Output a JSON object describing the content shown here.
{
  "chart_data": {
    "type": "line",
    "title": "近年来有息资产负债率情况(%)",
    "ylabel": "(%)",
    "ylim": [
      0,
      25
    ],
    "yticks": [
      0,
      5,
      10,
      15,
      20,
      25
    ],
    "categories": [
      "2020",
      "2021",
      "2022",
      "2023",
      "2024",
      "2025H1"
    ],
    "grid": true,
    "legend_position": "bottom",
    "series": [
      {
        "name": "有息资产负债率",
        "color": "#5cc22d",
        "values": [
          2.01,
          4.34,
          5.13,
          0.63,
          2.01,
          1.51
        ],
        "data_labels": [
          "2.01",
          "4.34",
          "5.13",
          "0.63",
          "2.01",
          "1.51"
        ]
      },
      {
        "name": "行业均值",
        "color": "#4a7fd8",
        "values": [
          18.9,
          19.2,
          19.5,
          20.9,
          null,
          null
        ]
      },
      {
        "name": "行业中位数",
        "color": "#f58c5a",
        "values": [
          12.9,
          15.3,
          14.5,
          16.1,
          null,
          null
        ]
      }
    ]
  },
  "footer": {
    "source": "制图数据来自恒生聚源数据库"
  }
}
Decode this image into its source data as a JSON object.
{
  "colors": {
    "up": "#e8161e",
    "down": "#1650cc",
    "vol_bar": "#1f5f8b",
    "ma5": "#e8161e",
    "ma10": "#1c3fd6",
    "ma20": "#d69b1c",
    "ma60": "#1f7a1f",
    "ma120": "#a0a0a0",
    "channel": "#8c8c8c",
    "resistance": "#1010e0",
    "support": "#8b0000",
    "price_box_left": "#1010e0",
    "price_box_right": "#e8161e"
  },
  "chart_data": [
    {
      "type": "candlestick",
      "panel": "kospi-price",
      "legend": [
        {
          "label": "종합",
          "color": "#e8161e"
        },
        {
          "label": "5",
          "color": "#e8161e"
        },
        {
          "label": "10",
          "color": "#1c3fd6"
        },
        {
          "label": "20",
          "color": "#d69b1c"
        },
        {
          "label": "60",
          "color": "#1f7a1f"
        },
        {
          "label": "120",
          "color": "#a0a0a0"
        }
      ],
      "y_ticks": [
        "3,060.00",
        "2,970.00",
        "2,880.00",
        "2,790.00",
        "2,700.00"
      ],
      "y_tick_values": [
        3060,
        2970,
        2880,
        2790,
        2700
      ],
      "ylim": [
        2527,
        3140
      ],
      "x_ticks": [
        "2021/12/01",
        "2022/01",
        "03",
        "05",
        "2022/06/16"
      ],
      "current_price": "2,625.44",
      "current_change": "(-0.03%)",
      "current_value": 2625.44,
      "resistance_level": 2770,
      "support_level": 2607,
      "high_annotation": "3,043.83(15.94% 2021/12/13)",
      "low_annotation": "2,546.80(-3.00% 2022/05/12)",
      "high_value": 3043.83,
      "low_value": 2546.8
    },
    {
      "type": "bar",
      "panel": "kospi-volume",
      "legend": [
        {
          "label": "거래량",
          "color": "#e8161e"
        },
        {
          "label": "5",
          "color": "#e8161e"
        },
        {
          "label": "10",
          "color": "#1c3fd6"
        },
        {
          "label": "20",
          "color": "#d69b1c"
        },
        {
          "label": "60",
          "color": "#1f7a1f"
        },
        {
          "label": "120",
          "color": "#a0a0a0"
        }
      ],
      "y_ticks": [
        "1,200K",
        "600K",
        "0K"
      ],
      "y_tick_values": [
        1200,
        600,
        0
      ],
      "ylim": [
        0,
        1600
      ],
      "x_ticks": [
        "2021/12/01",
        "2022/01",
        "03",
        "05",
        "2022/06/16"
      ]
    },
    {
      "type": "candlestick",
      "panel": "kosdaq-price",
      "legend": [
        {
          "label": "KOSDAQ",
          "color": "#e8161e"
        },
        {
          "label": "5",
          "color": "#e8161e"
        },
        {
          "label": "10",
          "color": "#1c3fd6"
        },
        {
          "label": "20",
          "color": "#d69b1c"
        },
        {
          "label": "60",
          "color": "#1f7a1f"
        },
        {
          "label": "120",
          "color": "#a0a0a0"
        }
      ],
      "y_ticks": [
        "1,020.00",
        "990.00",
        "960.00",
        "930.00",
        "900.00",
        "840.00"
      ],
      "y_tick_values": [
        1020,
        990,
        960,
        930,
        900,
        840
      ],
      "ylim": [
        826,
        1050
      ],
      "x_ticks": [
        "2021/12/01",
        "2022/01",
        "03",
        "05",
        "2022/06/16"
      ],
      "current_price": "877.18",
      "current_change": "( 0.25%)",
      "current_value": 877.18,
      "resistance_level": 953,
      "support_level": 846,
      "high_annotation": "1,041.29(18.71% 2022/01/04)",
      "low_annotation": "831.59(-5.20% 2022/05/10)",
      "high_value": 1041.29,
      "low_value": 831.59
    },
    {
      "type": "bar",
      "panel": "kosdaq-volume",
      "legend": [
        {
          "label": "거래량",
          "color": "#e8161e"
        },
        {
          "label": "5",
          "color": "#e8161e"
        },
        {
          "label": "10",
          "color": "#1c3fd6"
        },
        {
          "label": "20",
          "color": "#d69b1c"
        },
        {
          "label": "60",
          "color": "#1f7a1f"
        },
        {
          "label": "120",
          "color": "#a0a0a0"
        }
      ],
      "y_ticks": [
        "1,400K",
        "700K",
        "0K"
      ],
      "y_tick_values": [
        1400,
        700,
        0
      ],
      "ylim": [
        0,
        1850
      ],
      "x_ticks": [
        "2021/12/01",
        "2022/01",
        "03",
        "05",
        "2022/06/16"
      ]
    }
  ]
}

....................

Find the lines containing "JSON" and list every one of them.

* **Full solution**:
Output a JSON object describing the content shown here.
Decode this image into its source data as a JSON object.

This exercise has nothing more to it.